Problem to solve
Sift the listing for lines that hold the string "icon" and pull them out.

Source records
::::::::::

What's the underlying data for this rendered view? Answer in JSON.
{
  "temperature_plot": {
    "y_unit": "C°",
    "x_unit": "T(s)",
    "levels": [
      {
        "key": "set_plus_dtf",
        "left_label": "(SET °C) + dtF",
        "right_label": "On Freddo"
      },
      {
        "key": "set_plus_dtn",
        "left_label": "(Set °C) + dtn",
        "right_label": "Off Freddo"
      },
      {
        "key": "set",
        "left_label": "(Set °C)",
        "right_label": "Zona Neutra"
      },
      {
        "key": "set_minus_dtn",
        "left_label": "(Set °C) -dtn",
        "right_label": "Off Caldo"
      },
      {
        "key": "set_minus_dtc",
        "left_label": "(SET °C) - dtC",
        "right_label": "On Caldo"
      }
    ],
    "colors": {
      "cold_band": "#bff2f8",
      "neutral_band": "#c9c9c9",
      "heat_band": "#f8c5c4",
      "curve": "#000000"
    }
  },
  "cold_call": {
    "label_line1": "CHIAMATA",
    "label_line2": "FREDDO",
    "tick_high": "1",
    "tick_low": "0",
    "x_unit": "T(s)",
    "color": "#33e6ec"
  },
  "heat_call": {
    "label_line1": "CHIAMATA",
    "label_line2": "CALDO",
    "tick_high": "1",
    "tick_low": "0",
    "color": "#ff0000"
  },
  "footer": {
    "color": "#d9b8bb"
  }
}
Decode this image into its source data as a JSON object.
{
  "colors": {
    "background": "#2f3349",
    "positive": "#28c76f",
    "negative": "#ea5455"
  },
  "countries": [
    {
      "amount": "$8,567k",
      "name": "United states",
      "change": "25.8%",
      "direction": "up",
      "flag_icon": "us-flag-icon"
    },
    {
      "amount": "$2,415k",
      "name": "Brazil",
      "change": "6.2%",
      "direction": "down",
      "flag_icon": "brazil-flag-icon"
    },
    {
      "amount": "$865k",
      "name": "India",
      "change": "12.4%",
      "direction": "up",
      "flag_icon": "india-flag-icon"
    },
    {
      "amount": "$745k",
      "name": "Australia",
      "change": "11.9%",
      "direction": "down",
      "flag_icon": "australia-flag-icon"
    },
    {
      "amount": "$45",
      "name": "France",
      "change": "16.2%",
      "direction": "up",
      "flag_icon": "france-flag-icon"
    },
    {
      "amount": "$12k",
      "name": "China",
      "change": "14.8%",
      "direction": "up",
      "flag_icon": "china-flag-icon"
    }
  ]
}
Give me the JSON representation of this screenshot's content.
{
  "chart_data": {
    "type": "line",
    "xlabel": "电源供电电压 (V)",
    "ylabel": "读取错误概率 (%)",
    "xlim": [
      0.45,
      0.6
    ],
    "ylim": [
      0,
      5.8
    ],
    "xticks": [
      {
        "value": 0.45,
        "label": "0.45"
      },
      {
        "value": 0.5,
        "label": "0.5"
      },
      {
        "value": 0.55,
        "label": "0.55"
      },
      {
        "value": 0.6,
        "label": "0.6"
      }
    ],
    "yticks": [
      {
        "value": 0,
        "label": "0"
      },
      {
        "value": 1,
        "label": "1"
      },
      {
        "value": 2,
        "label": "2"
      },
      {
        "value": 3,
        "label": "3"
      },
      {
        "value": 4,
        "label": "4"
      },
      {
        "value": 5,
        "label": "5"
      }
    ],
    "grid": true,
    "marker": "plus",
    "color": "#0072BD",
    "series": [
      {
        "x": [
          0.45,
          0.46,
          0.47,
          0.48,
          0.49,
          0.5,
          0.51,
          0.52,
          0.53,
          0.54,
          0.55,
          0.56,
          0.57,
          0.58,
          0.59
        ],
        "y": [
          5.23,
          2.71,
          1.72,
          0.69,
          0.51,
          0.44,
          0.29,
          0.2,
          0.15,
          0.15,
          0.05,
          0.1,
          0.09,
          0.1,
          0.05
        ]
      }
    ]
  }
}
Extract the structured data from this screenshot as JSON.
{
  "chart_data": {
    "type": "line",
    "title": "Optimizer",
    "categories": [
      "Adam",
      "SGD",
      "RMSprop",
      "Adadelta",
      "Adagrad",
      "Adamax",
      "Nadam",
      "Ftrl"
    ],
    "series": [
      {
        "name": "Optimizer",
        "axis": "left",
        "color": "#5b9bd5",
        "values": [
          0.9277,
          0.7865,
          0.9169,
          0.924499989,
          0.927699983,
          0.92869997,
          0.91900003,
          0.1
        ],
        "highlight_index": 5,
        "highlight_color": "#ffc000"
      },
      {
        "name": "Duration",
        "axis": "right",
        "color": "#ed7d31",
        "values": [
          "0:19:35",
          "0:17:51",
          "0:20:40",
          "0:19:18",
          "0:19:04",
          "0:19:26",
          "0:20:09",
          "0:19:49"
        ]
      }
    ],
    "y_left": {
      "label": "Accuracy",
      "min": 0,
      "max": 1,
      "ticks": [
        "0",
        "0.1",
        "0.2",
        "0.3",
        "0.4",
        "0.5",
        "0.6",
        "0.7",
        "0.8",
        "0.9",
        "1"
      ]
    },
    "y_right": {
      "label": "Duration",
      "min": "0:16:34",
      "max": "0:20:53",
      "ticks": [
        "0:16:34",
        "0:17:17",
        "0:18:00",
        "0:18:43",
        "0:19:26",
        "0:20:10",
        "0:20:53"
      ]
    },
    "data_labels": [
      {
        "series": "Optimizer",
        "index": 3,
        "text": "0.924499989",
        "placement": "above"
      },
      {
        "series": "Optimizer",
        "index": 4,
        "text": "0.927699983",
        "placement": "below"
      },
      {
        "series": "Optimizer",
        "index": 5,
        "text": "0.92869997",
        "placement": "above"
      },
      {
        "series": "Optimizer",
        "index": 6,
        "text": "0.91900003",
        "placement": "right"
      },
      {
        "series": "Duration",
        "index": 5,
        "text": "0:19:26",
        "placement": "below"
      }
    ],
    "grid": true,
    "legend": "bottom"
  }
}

::::::::::

Full response
      "flag_icon": "us-flag-icon"
      "flag_icon": "brazil-flag-icon"
      "flag_icon": "india-flag-icon"
      "flag_icon": "australia-flag-icon"
      "flag_icon": "france-flag-icon"
      "flag_icon": "china-flag-icon"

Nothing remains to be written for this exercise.